**STATED PROBLEM:**
Lines containing the word "name" should be extracted in full.
***** ENTRIES PROVIDED *****
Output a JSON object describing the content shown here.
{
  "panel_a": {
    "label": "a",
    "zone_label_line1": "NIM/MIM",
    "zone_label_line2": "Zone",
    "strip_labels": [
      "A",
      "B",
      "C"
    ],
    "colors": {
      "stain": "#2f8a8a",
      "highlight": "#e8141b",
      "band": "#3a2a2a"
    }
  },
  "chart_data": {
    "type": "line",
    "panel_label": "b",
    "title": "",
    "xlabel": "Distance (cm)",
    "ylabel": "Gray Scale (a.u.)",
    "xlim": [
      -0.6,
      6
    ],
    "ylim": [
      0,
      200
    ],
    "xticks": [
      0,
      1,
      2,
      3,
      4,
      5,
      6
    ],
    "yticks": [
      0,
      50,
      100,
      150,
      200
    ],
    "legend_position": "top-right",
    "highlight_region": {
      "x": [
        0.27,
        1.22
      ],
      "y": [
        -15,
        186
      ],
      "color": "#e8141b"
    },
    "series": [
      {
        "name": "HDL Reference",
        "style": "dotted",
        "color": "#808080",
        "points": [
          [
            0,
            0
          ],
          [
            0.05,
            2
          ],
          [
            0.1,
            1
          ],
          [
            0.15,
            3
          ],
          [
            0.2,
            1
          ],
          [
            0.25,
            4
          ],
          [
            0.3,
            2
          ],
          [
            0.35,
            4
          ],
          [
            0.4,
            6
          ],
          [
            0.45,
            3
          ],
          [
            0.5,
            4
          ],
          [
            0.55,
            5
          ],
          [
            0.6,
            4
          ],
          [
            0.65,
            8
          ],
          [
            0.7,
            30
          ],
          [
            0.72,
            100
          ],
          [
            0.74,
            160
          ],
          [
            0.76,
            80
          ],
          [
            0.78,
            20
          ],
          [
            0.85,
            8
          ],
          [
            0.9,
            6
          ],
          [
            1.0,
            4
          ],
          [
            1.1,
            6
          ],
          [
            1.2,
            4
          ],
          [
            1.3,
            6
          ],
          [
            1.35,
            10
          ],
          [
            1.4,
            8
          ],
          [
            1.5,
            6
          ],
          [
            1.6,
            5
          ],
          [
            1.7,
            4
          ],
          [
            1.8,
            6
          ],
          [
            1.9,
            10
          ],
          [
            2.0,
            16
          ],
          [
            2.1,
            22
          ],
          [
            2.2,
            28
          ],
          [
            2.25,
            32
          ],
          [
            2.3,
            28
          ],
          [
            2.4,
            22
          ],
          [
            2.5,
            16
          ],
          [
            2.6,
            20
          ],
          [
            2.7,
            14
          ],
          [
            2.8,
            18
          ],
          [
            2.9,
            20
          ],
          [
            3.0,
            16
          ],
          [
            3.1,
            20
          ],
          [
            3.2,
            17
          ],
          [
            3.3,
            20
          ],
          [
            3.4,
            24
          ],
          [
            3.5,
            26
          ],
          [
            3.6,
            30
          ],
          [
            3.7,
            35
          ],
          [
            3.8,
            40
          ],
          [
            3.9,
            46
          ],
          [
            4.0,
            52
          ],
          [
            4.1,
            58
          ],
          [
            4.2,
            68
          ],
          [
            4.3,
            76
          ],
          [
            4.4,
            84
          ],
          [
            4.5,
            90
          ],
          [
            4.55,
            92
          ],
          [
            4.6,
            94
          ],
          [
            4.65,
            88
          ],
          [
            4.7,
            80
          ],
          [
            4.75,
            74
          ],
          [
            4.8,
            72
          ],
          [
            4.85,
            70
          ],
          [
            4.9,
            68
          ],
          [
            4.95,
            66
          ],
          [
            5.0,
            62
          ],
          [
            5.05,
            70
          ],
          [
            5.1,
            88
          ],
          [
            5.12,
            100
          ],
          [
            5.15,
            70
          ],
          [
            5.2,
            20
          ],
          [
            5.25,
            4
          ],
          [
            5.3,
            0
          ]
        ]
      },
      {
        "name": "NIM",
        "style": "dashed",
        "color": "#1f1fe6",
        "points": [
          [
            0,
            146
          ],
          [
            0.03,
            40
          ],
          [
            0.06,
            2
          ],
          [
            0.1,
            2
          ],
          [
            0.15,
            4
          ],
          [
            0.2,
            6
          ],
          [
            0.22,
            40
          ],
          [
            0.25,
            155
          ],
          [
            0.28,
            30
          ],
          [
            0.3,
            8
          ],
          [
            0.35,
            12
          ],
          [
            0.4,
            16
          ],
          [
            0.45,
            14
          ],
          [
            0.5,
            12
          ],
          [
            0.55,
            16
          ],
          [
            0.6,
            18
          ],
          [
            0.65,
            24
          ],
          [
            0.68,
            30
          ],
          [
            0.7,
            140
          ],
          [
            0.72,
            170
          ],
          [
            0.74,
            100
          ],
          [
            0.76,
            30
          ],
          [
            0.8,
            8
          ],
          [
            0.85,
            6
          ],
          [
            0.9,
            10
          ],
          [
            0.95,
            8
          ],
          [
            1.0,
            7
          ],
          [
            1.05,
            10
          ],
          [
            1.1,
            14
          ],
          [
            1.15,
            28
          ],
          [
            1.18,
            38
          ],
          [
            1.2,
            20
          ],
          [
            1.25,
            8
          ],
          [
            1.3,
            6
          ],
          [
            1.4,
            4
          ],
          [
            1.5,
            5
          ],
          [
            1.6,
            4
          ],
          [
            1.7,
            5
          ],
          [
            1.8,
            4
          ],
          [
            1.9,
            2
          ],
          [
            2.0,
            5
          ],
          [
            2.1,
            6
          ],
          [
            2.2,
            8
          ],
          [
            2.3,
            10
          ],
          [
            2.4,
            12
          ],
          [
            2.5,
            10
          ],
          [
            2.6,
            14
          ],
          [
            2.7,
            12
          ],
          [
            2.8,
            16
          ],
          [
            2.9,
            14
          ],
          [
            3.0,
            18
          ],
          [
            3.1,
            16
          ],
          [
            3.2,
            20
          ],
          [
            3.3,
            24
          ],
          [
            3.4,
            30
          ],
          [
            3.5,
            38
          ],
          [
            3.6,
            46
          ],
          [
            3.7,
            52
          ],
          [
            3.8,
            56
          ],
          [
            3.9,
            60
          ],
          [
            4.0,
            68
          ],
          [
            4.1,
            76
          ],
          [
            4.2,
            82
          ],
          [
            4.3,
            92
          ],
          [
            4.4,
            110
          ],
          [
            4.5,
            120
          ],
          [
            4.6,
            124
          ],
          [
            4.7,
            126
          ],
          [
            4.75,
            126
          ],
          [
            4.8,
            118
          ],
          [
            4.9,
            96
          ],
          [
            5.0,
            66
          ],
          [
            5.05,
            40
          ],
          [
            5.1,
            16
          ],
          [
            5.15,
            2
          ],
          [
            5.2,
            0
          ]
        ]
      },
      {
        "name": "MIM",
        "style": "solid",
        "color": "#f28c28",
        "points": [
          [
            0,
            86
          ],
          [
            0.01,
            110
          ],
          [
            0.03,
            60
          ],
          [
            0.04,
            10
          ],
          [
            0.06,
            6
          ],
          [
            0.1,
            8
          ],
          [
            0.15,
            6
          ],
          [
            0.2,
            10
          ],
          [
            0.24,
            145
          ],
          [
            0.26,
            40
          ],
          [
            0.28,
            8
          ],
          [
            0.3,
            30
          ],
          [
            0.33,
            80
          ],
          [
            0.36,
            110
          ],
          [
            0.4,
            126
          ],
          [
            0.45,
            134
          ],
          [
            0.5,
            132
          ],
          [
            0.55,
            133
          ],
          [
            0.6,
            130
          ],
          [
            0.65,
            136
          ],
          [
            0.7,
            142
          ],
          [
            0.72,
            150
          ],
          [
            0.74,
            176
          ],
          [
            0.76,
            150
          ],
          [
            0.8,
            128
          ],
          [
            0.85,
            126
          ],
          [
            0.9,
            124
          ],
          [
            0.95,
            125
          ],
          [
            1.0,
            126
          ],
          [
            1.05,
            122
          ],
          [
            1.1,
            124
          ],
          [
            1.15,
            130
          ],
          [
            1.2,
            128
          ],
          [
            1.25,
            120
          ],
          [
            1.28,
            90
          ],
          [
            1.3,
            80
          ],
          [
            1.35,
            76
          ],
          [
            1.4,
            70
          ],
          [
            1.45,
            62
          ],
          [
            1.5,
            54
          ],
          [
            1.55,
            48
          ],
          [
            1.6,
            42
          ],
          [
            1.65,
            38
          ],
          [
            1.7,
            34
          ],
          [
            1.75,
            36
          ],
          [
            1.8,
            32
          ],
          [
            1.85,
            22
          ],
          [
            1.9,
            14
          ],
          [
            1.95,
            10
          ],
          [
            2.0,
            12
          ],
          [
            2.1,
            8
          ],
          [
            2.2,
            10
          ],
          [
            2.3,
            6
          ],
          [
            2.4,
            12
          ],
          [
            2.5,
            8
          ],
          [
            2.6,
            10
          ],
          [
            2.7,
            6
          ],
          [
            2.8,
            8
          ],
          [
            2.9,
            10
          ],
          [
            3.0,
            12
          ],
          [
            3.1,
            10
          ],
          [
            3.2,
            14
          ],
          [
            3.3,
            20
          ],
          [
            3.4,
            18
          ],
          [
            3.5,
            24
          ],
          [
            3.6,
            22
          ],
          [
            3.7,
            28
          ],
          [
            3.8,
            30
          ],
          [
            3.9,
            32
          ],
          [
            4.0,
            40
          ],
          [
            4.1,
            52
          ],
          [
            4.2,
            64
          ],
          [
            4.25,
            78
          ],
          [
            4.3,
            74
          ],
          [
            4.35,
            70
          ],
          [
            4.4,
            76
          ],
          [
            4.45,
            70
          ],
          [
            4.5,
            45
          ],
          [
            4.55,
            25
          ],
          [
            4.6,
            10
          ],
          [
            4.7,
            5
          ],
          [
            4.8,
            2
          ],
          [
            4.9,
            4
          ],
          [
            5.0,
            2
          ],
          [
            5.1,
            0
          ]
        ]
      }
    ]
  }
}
*****
**FINISHED TASK:**
        "name": "HDL Reference",
        "name": "NIM",
        "name": "MIM",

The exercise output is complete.